Stored items:
>> start

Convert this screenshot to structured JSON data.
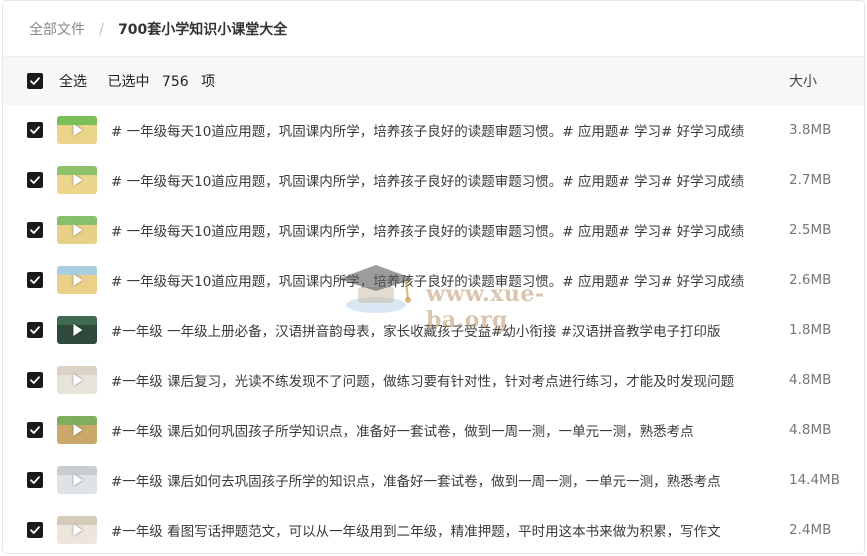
{
  "breadcrumb": {
    "root": "全部文件",
    "separator": "/",
    "current": "700套小学知识小课堂大全"
  },
  "list_header": {
    "select_all_label": "全选",
    "selected_prefix": "已选中",
    "selected_count": "756",
    "selected_suffix": "项",
    "size_column": "大小"
  },
  "files": [
    {
      "title": "# 一年级每天10道应用题，巩固课内所学，培养孩子良好的读题审题习惯。# 应用题# 学习# 好学习成绩",
      "size": "3.8MB",
      "thumb_color": "#e9d48a",
      "thumb_band": "#7bbf5a"
    },
    {
      "title": "# 一年级每天10道应用题，巩固课内所学，培养孩子良好的读题审题习惯。# 应用题# 学习# 好学习成绩",
      "size": "2.7MB",
      "thumb_color": "#ecd58c",
      "thumb_band": "#8cc26a"
    },
    {
      "title": "# 一年级每天10道应用题，巩固课内所学，培养孩子良好的读题审题习惯。# 应用题# 学习# 好学习成绩",
      "size": "2.5MB",
      "thumb_color": "#e7d08a",
      "thumb_band": "#87c06a"
    },
    {
      "title": "# 一年级每天10道应用题，巩固课内所学，培养孩子良好的读题审题习惯。# 应用题# 学习# 好学习成绩",
      "size": "2.6MB",
      "thumb_color": "#eccf88",
      "thumb_band": "#a7cfe0"
    },
    {
      "title": "#一年级 一年级上册必备，汉语拼音韵母表，家长收藏孩子受益#幼小衔接 #汉语拼音教学电子打印版",
      "size": "1.8MB",
      "thumb_color": "#2f4a3a",
      "thumb_band": "#3f6b52"
    },
    {
      "title": "#一年级 课后复习，光读不练发现不了问题，做练习要有针对性，针对考点进行练习，才能及时发现问题",
      "size": "4.8MB",
      "thumb_color": "#e8e3da",
      "thumb_band": "#d9d2c5"
    },
    {
      "title": "#一年级 课后如何巩固孩子所学知识点，准备好一套试卷，做到一周一测，一单元一测，熟悉考点",
      "size": "4.8MB",
      "thumb_color": "#c9a86a",
      "thumb_band": "#7fae5c"
    },
    {
      "title": "#一年级 课后如何去巩固孩子所学的知识点，准备好一套试卷，做到一周一测，一单元一测，熟悉考点",
      "size": "14.4MB",
      "thumb_color": "#dfe3e6",
      "thumb_band": "#c7ced3"
    },
    {
      "title": "#一年级 看图写话押题范文，可以从一年级用到二年级，精准押题，平时用这本书来做为积累，写作文",
      "size": "2.4MB",
      "thumb_color": "#ece6dc",
      "thumb_band": "#d6cbb8"
    }
  ],
  "watermark": {
    "text": "www.xue-ba.org",
    "icon": "graduation-cap-icon"
  },
  "colors": {
    "checkbox": "#1a1a1a",
    "header_bg": "#f6f7f9",
    "border": "#e6e6e6"
  }
}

>> end

#### [THE PROBLEM]
All of the material above needs to be restated exactly, with no pictures.

#### [OUTPUT BELOW]
Convert this screenshot to structured JSON data.
{
  "breadcrumb": {
    "root": "全部文件",
    "separator": "/",
    "current": "700套小学知识小课堂大全"
  },
  "list_header": {
    "select_all_label": "全选",
    "selected_prefix": "已选中",
    "selected_count": "756",
    "selected_suffix": "项",
    "size_column": "大小"
  },
  "files": [
    {
      "title": "# 一年级每天10道应用题，巩固课内所学，培养孩子良好的读题审题习惯。# 应用题# 学习# 好学习成绩",
      "size": "3.8MB",
      "thumb_color": "#e9d48a",
      "thumb_band": "#7bbf5a"
    },
    {
      "title": "# 一年级每天10道应用题，巩固课内所学，培养孩子良好的读题审题习惯。# 应用题# 学习# 好学习成绩",
      "size": "2.7MB",
      "thumb_color": "#ecd58c",
      "thumb_band": "#8cc26a"
    },
    {
      "title": "# 一年级每天10道应用题，巩固课内所学，培养孩子良好的读题审题习惯。# 应用题# 学习# 好学习成绩",
      "size": "2.5MB",
      "thumb_color": "#e7d08a",
      "thumb_band": "#87c06a"
    },
    {
      "title": "# 一年级每天10道应用题，巩固课内所学，培养孩子良好的读题审题习惯。# 应用题# 学习# 好学习成绩",
      "size": "2.6MB",
      "thumb_color": "#eccf88",
      "thumb_band": "#a7cfe0"
    },
    {
      "title": "#一年级 一年级上册必备，汉语拼音韵母表，家长收藏孩子受益#幼小衔接 #汉语拼音教学电子打印版",
      "size": "1.8MB",
      "thumb_color": "#2f4a3a",
      "thumb_band": "#3f6b52"
    },
    {
      "title": "#一年级 课后复习，光读不练发现不了问题，做练习要有针对性，针对考点进行练习，才能及时发现问题",
      "size": "4.8MB",
      "thumb_color": "#e8e3da",
      "thumb_band": "#d9d2c5"
    },
    {
      "title": "#一年级 课后如何巩固孩子所学知识点，准备好一套试卷，做到一周一测，一单元一测，熟悉考点",
      "size": "4.8MB",
      "thumb_color": "#c9a86a",
      "thumb_band": "#7fae5c"
    },
    {
      "title": "#一年级 课后如何去巩固孩子所学的知识点，准备好一套试卷，做到一周一测，一单元一测，熟悉考点",
      "size": "14.4MB",
      "thumb_color": "#dfe3e6",
      "thumb_band": "#c7ced3"
    },
    {
      "title": "#一年级 看图写话押题范文，可以从一年级用到二年级，精准押题，平时用这本书来做为积累，写作文",
      "size": "2.4MB",
      "thumb_color": "#ece6dc",
      "thumb_band": "#d6cbb8"
    }
  ],
  "watermark": {
    "text": "www.xue-ba.org",
    "icon": "graduation-cap-icon"
  },
  "colors": {
    "checkbox": "#1a1a1a",
    "header_bg": "#f6f7f9",
    "border": "#e6e6e6"
  }
}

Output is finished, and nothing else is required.